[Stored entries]
>> Start

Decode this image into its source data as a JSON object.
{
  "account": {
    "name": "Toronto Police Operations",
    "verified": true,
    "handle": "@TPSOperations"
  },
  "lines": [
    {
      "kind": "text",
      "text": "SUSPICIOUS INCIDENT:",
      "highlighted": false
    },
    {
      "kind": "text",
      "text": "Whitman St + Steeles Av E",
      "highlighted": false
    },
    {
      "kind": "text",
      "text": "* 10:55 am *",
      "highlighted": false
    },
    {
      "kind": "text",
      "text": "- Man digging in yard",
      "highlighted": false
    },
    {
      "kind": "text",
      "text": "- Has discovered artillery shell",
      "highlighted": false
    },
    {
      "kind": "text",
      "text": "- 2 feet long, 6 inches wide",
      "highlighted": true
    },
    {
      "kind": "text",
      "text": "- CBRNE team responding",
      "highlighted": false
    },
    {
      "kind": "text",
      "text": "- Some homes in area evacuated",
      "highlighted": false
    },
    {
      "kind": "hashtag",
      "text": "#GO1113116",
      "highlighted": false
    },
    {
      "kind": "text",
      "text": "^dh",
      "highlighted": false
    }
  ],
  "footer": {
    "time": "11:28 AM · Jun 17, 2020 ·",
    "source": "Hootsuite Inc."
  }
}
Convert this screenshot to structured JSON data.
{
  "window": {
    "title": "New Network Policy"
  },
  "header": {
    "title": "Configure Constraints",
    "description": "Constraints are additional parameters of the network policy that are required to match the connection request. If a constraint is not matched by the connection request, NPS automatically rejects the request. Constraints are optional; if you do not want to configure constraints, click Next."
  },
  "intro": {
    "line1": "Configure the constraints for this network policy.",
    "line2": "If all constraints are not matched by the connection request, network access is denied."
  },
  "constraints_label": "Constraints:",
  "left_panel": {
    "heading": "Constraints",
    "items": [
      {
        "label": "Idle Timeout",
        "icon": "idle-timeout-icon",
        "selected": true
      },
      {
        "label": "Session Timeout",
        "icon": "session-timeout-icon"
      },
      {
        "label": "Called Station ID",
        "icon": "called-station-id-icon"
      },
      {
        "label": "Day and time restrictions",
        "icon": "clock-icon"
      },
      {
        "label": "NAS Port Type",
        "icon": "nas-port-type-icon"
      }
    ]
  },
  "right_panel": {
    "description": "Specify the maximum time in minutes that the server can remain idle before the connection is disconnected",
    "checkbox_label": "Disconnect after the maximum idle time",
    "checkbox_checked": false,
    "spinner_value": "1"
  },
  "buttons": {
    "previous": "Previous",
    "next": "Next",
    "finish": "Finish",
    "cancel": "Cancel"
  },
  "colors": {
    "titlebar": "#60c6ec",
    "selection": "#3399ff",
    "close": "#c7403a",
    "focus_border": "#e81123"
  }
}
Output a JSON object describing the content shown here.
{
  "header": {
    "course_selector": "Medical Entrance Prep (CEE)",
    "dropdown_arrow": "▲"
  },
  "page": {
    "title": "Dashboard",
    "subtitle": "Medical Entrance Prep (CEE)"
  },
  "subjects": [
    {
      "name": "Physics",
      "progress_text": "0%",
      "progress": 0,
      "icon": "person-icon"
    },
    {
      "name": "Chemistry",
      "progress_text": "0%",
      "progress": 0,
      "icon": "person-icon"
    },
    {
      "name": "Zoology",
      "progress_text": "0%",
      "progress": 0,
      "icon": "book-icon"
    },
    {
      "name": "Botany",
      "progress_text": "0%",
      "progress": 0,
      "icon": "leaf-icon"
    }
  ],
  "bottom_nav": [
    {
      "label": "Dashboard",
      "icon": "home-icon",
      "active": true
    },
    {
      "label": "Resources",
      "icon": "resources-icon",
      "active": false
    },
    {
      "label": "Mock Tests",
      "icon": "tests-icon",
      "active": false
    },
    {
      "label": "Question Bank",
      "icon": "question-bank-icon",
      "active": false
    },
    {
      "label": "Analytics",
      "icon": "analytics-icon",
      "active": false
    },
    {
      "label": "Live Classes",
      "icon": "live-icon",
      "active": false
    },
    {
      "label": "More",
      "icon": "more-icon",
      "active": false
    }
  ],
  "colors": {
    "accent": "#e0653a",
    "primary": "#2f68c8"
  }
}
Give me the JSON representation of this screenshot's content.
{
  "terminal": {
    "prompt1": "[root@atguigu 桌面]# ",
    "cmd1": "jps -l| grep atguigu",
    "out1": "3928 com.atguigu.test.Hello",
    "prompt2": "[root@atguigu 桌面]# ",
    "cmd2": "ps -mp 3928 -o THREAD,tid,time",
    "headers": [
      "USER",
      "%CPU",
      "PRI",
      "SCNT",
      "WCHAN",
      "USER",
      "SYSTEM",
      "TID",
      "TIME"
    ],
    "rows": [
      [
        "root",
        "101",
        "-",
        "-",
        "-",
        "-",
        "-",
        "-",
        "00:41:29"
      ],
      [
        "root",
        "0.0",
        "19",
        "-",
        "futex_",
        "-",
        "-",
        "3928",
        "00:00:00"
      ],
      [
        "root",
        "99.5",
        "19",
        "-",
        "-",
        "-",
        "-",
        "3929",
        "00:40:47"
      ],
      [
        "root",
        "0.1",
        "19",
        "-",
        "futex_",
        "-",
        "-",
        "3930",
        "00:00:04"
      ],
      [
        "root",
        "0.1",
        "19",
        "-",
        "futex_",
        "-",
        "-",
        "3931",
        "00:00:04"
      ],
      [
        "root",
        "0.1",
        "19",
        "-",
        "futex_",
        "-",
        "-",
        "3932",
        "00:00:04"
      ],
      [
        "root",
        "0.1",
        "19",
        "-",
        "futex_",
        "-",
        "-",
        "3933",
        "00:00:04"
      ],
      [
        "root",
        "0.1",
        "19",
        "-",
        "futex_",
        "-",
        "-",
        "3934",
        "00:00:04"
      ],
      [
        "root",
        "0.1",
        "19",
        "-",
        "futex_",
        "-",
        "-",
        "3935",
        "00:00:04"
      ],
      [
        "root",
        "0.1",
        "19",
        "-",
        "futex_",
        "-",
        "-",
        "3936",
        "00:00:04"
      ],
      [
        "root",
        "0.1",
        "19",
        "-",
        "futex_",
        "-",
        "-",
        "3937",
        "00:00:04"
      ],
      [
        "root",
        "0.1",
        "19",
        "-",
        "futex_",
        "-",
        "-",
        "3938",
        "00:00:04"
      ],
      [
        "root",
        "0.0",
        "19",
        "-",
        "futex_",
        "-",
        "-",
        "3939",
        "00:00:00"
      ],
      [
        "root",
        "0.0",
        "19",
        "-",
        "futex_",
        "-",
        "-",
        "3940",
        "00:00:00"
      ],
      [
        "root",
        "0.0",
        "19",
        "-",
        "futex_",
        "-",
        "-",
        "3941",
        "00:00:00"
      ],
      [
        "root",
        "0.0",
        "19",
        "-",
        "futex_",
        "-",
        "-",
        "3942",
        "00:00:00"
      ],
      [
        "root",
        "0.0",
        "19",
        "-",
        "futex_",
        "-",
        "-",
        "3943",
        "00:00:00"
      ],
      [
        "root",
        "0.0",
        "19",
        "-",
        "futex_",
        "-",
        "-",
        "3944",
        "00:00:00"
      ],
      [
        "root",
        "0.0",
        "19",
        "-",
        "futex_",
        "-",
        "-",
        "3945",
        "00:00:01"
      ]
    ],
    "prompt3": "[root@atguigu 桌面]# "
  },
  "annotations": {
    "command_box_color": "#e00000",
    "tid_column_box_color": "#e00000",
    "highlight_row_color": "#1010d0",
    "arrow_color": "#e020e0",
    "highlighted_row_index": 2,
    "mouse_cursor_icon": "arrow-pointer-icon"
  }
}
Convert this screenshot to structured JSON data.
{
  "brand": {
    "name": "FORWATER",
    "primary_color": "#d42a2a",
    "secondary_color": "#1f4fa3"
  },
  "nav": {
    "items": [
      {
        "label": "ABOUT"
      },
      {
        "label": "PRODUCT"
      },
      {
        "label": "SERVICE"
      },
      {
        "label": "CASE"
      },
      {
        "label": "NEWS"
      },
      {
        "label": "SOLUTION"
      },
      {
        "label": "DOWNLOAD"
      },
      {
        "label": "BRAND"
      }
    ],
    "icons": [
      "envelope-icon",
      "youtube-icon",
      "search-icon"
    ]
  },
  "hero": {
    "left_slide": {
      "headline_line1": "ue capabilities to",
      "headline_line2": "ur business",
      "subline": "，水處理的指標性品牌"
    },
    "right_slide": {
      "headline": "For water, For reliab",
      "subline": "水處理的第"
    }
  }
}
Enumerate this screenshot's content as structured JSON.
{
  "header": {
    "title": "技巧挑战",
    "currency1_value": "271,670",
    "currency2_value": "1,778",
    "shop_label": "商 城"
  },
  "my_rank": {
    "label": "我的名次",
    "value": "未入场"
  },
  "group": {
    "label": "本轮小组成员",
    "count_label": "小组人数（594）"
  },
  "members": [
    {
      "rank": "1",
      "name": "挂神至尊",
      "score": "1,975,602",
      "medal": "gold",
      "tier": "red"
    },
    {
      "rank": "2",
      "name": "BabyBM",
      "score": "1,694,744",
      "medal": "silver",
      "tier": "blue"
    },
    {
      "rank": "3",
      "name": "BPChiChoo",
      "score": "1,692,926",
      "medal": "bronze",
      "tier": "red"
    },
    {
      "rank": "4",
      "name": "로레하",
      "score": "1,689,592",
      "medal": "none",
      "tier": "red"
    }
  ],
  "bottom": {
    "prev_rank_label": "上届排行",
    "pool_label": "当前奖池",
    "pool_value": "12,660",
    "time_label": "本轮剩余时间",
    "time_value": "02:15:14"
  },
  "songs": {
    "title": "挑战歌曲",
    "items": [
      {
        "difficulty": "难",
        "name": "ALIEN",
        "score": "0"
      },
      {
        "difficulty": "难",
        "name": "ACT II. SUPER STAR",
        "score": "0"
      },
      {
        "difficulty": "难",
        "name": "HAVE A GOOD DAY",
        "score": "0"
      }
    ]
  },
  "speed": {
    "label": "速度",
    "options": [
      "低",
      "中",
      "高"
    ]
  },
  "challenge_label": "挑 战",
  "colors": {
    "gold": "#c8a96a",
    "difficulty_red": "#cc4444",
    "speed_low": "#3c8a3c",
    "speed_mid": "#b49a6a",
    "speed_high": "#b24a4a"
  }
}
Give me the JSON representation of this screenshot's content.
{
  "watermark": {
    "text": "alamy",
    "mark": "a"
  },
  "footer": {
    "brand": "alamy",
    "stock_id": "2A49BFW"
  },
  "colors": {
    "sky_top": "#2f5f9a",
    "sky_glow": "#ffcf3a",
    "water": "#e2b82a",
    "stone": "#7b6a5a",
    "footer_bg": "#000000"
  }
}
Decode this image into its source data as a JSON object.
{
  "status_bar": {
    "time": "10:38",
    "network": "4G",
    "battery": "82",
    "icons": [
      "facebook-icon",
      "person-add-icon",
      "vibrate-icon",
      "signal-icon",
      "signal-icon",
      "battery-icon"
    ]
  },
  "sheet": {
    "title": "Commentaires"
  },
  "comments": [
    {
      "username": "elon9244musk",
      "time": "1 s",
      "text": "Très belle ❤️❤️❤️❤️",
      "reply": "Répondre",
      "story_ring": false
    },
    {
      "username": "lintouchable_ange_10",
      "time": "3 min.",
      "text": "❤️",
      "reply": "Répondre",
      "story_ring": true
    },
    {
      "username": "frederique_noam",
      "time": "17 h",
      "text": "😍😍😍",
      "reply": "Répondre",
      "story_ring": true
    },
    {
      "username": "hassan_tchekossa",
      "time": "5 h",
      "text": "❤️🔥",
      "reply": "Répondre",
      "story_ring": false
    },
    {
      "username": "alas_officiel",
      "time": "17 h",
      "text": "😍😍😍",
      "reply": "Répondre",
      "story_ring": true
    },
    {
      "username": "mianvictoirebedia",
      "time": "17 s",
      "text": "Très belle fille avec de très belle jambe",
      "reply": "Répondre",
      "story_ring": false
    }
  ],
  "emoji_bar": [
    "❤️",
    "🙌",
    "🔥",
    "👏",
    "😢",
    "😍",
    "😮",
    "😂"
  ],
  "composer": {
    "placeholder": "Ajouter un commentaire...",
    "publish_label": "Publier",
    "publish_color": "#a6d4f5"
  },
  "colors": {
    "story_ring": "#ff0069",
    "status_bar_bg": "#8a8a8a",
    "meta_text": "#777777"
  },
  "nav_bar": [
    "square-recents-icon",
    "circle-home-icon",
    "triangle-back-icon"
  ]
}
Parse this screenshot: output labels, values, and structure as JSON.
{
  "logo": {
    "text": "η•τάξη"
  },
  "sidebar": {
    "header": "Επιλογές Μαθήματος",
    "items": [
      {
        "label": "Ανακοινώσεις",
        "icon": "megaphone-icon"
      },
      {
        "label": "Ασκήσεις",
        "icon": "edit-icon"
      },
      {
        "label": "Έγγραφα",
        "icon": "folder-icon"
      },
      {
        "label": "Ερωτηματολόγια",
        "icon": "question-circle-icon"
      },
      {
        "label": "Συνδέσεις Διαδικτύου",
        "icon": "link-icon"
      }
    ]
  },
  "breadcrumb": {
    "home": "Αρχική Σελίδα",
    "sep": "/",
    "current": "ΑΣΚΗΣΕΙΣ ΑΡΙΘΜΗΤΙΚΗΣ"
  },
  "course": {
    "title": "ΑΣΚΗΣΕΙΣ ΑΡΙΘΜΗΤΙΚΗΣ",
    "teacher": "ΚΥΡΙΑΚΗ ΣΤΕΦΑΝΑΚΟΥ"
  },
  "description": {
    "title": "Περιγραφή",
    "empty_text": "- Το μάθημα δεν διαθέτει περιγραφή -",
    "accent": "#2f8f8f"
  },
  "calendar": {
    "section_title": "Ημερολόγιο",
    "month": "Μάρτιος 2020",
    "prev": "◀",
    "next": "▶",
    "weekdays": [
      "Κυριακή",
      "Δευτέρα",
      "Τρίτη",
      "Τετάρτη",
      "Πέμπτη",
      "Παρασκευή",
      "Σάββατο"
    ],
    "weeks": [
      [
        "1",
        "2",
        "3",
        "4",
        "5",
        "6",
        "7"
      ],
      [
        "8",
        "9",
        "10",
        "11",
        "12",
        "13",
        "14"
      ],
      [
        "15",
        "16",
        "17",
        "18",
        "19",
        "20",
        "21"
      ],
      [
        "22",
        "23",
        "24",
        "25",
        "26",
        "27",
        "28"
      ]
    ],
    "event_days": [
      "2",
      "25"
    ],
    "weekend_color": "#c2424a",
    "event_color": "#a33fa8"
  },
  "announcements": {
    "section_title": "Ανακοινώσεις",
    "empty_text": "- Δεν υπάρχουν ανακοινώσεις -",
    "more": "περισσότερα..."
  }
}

>> End

EXERCISE DETAILS: Count up every line above that has the word "Medical" in it; answer with the number alone.

RESULT FOR THIS EXERCISE: 2